Lines containing the word "text" are the ones to copy from the records below.

Records contained in a dataset
※

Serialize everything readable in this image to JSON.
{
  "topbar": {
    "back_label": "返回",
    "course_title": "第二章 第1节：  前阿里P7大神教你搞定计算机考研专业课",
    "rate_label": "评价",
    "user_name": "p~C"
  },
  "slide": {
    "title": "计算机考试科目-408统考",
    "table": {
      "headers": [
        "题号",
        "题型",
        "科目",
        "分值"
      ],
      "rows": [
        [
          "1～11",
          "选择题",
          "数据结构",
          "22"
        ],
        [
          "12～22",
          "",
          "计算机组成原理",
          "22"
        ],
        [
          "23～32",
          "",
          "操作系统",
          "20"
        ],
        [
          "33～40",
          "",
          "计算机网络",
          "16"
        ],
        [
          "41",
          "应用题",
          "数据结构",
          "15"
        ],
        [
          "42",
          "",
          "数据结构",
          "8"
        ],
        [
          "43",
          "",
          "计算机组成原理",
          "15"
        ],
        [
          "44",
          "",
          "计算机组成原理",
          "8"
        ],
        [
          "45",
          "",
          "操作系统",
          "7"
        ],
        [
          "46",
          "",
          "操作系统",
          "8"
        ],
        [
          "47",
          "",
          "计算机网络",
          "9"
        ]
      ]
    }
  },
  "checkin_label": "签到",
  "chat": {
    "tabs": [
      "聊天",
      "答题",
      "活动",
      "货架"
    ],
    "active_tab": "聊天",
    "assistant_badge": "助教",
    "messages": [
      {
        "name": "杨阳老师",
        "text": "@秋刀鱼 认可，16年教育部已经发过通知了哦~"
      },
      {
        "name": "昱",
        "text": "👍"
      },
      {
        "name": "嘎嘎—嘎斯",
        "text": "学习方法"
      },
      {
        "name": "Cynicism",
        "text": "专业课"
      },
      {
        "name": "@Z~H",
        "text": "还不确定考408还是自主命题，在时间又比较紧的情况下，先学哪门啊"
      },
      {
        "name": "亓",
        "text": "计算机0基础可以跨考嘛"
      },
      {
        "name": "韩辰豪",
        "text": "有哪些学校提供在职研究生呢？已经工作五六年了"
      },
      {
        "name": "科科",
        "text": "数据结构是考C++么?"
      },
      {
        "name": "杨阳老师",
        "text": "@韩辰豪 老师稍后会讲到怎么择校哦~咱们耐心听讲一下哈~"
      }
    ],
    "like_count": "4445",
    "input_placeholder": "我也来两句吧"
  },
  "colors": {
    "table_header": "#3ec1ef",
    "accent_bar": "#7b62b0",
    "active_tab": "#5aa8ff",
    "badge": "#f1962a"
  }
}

※

> RESULT FOR THIS TASK:
        "text": "@秋刀鱼 认可，16年教育部已经发过通知了哦~"
        "text": "👍"
        "text": "学习方法"
        "text": "专业课"
        "text": "还不确定考408还是自主命题，在时间又比较紧的情况下，先学哪门啊"
        "text": "计算机0基础可以跨考嘛"
        "text": "有哪些学校提供在职研究生呢？已经工作五六年了"
        "text": "数据结构是考C++么?"
        "text": "@韩辰豪 老师稍后会讲到怎么择校哦~咱们耐心听讲一下哈~"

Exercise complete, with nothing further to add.